═══ Records to process ═══
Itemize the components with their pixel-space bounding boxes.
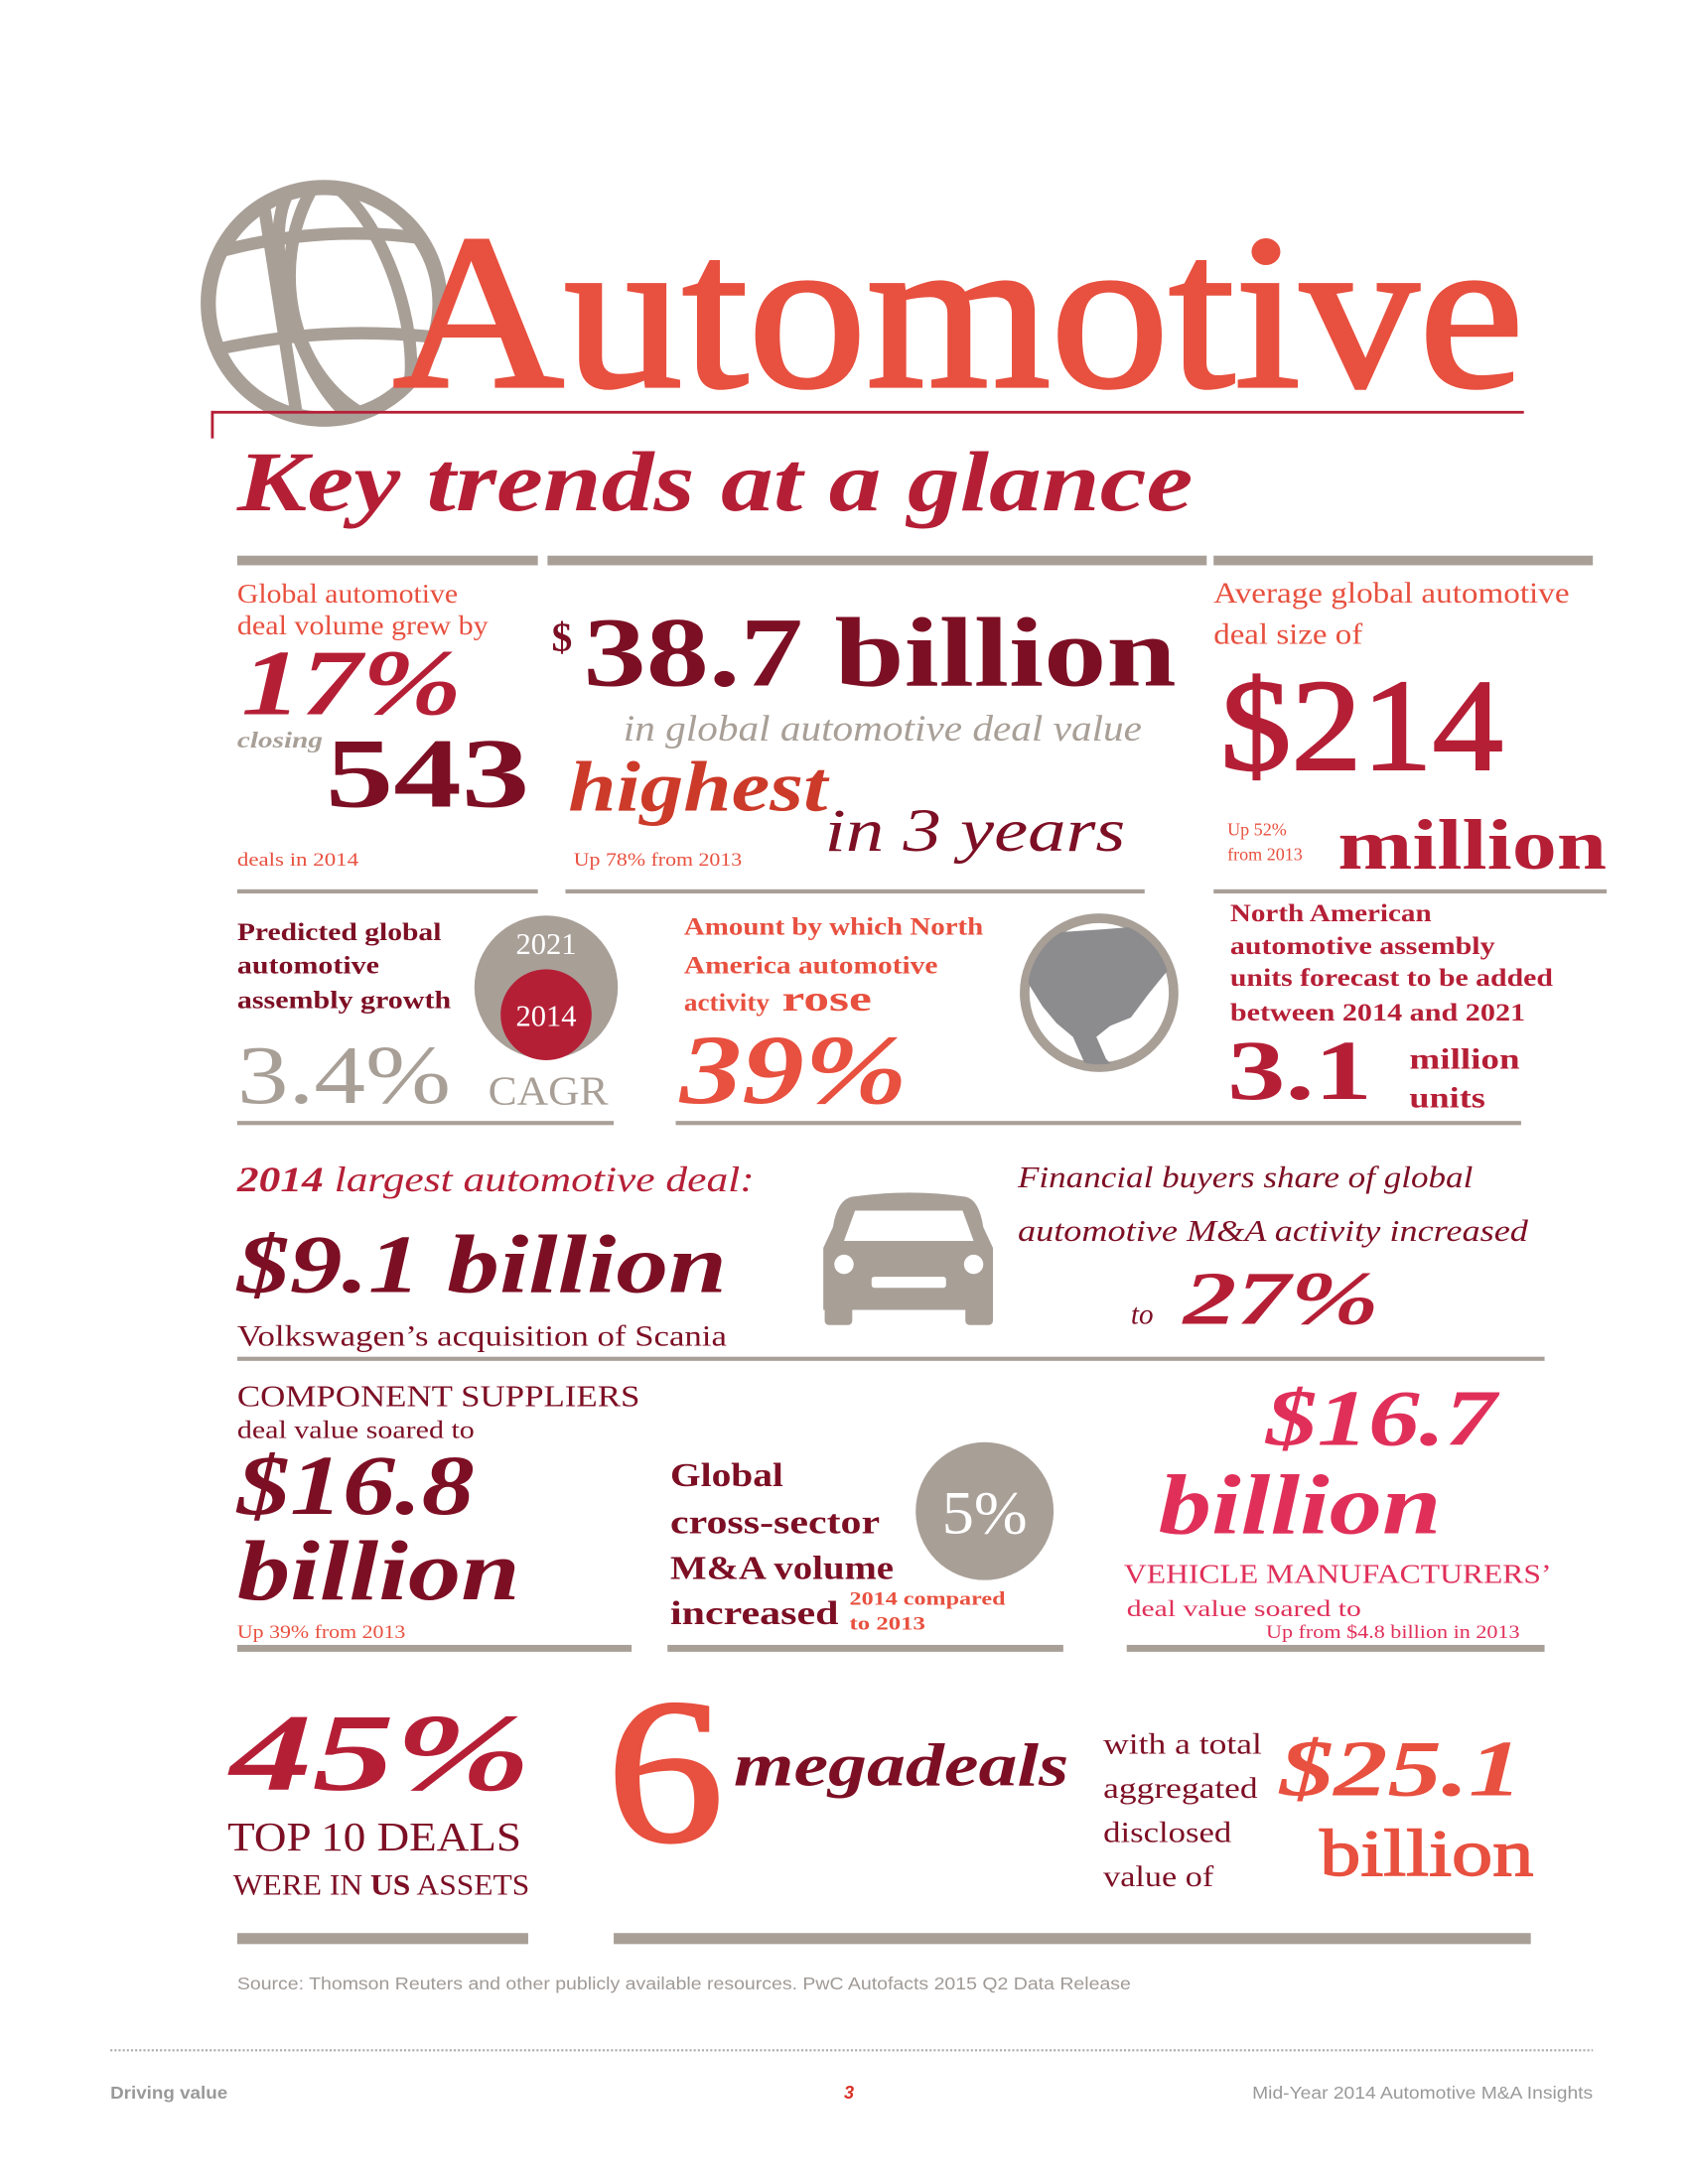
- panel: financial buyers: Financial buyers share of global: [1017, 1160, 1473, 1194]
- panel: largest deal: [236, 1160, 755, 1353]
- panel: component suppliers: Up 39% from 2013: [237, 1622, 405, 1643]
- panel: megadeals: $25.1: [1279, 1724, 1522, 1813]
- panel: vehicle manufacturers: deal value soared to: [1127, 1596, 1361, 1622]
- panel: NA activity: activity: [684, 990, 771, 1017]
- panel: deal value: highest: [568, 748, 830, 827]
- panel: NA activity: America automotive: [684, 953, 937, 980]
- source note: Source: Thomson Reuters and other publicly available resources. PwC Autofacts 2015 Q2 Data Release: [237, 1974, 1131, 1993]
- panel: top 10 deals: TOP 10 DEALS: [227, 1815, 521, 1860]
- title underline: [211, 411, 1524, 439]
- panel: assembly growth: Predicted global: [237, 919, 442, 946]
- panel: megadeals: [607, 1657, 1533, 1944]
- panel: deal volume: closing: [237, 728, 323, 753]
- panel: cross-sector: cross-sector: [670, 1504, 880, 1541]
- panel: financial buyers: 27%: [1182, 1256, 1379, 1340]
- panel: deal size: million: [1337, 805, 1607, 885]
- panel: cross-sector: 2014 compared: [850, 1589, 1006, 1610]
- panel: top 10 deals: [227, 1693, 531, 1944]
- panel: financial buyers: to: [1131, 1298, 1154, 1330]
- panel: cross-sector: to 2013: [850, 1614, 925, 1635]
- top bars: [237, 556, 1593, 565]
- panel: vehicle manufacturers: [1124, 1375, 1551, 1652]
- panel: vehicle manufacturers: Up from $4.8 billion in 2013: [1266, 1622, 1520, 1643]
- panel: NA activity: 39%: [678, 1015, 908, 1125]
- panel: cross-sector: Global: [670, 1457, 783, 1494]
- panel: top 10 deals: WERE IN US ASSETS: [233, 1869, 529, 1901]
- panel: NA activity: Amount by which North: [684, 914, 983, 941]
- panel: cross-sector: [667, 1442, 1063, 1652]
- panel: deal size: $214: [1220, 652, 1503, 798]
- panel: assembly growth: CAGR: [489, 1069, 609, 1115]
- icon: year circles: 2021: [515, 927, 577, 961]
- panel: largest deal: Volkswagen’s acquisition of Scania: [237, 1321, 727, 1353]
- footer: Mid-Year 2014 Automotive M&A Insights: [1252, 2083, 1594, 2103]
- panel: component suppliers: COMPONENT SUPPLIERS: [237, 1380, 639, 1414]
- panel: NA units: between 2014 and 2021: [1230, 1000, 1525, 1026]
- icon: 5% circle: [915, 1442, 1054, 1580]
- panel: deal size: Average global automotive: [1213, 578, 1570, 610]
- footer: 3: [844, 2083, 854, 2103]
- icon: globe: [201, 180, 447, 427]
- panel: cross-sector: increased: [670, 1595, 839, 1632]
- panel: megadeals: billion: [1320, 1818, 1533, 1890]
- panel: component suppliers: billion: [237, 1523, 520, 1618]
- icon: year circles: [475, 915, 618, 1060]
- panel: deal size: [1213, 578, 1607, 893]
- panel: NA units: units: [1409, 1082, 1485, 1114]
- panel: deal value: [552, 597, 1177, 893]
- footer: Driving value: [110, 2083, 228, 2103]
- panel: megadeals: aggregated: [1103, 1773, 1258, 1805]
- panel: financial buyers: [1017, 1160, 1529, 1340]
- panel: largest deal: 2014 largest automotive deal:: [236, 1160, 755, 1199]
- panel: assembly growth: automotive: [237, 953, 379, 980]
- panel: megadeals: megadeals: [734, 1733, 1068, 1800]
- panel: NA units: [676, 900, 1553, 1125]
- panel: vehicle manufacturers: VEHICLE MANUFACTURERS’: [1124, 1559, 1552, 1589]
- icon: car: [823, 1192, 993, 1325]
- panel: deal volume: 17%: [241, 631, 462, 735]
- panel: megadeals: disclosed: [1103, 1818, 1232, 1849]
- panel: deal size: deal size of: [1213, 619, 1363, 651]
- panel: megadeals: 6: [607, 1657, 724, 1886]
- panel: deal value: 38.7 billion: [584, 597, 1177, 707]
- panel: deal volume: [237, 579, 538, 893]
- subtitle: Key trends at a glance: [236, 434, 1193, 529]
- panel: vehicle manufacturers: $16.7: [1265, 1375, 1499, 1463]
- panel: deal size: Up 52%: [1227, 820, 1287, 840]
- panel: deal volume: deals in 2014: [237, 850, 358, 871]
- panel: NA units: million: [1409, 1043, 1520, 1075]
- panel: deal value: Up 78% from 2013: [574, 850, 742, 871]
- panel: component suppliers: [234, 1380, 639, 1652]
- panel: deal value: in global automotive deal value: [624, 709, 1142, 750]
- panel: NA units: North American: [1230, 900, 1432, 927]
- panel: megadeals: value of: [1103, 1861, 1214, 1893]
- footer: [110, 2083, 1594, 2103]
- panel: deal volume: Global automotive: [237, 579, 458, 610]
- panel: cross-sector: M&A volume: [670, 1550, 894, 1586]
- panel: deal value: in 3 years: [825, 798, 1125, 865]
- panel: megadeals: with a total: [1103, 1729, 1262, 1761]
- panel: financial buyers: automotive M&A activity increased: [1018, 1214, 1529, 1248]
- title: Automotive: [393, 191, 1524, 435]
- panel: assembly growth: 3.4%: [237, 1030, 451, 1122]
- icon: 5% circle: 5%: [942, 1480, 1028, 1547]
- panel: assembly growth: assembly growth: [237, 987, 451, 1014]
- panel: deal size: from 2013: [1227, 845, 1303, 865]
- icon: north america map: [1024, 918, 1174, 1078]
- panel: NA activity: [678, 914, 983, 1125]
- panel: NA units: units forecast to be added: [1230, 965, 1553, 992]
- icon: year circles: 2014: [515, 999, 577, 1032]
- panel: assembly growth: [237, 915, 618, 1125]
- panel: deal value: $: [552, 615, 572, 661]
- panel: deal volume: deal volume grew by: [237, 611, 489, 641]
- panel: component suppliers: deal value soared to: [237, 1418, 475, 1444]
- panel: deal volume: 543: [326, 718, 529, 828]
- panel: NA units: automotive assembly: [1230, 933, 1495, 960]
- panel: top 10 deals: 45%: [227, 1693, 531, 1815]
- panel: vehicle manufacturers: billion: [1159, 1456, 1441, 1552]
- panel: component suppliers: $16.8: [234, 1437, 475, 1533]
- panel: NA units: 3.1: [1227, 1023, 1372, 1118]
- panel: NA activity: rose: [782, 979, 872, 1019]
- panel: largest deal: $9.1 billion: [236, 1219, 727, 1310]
═══
● **What this task involves**
Reproduce the listing with every "deal value soared to" swapped for "deal value climbed to", leaving everything else unchanged and omitting the picture.

● **Final result**
Itemize the components with their pixel-space bounding boxes.
- panel: financial buyers: Financial buyers share of global: [1017, 1160, 1473, 1194]
- panel: largest deal: [236, 1160, 755, 1353]
- panel: component suppliers: Up 39% from 2013: [237, 1622, 405, 1643]
- panel: megadeals: $25.1: [1279, 1724, 1522, 1813]
- panel: vehicle manufacturers: deal value climbed to: [1127, 1596, 1361, 1622]
- panel: NA activity: activity: [684, 990, 771, 1017]
- panel: deal value: highest: [568, 748, 830, 827]
- panel: NA activity: America automotive: [684, 953, 937, 980]
- source note: Source: Thomson Reuters and other publicly available resources. PwC Autofacts 2015 Q2 Data Release: [237, 1974, 1131, 1993]
- panel: top 10 deals: TOP 10 DEALS: [227, 1815, 521, 1860]
- title underline: [211, 411, 1524, 439]
- panel: assembly growth: Predicted global: [237, 919, 442, 946]
- panel: megadeals: [607, 1657, 1533, 1944]
- panel: deal volume: closing: [237, 728, 323, 753]
- panel: cross-sector: cross-sector: [670, 1504, 880, 1541]
- panel: financial buyers: 27%: [1182, 1256, 1379, 1340]
- panel: deal size: million: [1337, 805, 1607, 885]
- panel: cross-sector: 2014 compared: [850, 1589, 1006, 1610]
- panel: top 10 deals: [227, 1693, 531, 1944]
- panel: financial buyers: to: [1131, 1298, 1154, 1330]
- panel: cross-sector: to 2013: [850, 1614, 925, 1635]
- top bars: [237, 556, 1593, 565]
- panel: vehicle manufacturers: [1124, 1375, 1551, 1652]
- panel: vehicle manufacturers: Up from $4.8 billion in 2013: [1266, 1622, 1520, 1643]
- panel: NA activity: 39%: [678, 1015, 908, 1125]
- panel: cross-sector: Global: [670, 1457, 783, 1494]
- panel: top 10 deals: WERE IN US ASSETS: [233, 1869, 529, 1901]
- panel: NA activity: Amount by which North: [684, 914, 983, 941]
- panel: cross-sector: [667, 1442, 1063, 1652]
- panel: deal size: $214: [1220, 652, 1503, 798]
- panel: assembly growth: CAGR: [489, 1069, 609, 1115]
- icon: year circles: 2021: [515, 927, 577, 961]
- panel: largest deal: Volkswagen’s acquisition of Scania: [237, 1321, 727, 1353]
- footer: Mid-Year 2014 Automotive M&A Insights: [1252, 2083, 1594, 2103]
- panel: component suppliers: COMPONENT SUPPLIERS: [237, 1380, 639, 1414]
- panel: NA units: between 2014 and 2021: [1230, 1000, 1525, 1026]
- icon: 5% circle: [915, 1442, 1054, 1580]
- panel: deal size: Average global automotive: [1213, 578, 1570, 610]
- footer: 3: [844, 2083, 854, 2103]
- icon: globe: [201, 180, 447, 427]
- panel: cross-sector: increased: [670, 1595, 839, 1632]
- panel: megadeals: billion: [1320, 1818, 1533, 1890]
- panel: component suppliers: billion: [237, 1523, 520, 1618]
- icon: year circles: [475, 915, 618, 1060]
- panel: deal size: [1213, 578, 1607, 893]
- panel: NA units: units: [1409, 1082, 1485, 1114]
- panel: deal value: [552, 597, 1177, 893]
- footer: Driving value: [110, 2083, 228, 2103]
- panel: megadeals: aggregated: [1103, 1773, 1258, 1805]
- panel: financial buyers: [1017, 1160, 1529, 1340]
- panel: largest deal: 2014 largest automotive deal:: [236, 1160, 755, 1199]
- panel: assembly growth: automotive: [237, 953, 379, 980]
- panel: megadeals: megadeals: [734, 1733, 1068, 1800]
- panel: NA units: [676, 900, 1553, 1125]
- panel: vehicle manufacturers: VEHICLE MANUFACTURERS’: [1124, 1559, 1552, 1589]
- icon: car: [823, 1192, 993, 1325]
- panel: deal volume: 17%: [241, 631, 462, 735]
- panel: megadeals: disclosed: [1103, 1818, 1232, 1849]
- panel: deal size: deal size of: [1213, 619, 1363, 651]
- panel: megadeals: 6: [607, 1657, 724, 1886]
- panel: deal value: 38.7 billion: [584, 597, 1177, 707]
- panel: deal volume: [237, 579, 538, 893]
- subtitle: Key trends at a glance: [236, 434, 1193, 529]
- panel: vehicle manufacturers: $16.7: [1265, 1375, 1499, 1463]
- panel: deal size: Up 52%: [1227, 820, 1287, 840]
- panel: deal volume: deals in 2014: [237, 850, 358, 871]
- panel: NA units: million: [1409, 1043, 1520, 1075]
- panel: deal value: Up 78% from 2013: [574, 850, 742, 871]
- panel: component suppliers: [234, 1380, 639, 1652]
- panel: deal value: in global automotive deal value: [624, 709, 1142, 750]
- panel: NA units: North American: [1230, 900, 1432, 927]
- panel: megadeals: value of: [1103, 1861, 1214, 1893]
- footer: [110, 2083, 1594, 2103]
- panel: deal volume: Global automotive: [237, 579, 458, 610]
- panel: cross-sector: M&A volume: [670, 1550, 894, 1586]
- panel: deal value: in 3 years: [825, 798, 1125, 865]
- panel: megadeals: with a total: [1103, 1729, 1262, 1761]
- panel: financial buyers: automotive M&A activity increased: [1018, 1214, 1529, 1248]
- title: Automotive: [393, 191, 1524, 435]
- panel: assembly growth: 3.4%: [237, 1030, 451, 1122]
- icon: 5% circle: 5%: [942, 1480, 1028, 1547]
- panel: assembly growth: assembly growth: [237, 987, 451, 1014]
- panel: deal size: from 2013: [1227, 845, 1303, 865]
- icon: north america map: [1024, 918, 1174, 1078]
- panel: NA activity: [678, 914, 983, 1125]
- panel: NA units: units forecast to be added: [1230, 965, 1553, 992]
- icon: year circles: 2014: [515, 999, 577, 1032]
- panel: assembly growth: [237, 915, 618, 1125]
- panel: deal value: $: [552, 615, 572, 661]
- panel: deal volume: deal volume grew by: [237, 611, 489, 641]
- panel: component suppliers: deal value climbed to: [237, 1418, 475, 1444]
- panel: deal volume: 543: [326, 718, 529, 828]
- panel: NA units: automotive assembly: [1230, 933, 1495, 960]
- panel: top 10 deals: 45%: [227, 1693, 531, 1815]
- panel: vehicle manufacturers: billion: [1159, 1456, 1441, 1552]
- panel: component suppliers: $16.8: [234, 1437, 475, 1533]
- panel: NA units: 3.1: [1227, 1023, 1372, 1118]
- panel: NA activity: rose: [782, 979, 872, 1019]
- panel: largest deal: $9.1 billion: [236, 1219, 727, 1310]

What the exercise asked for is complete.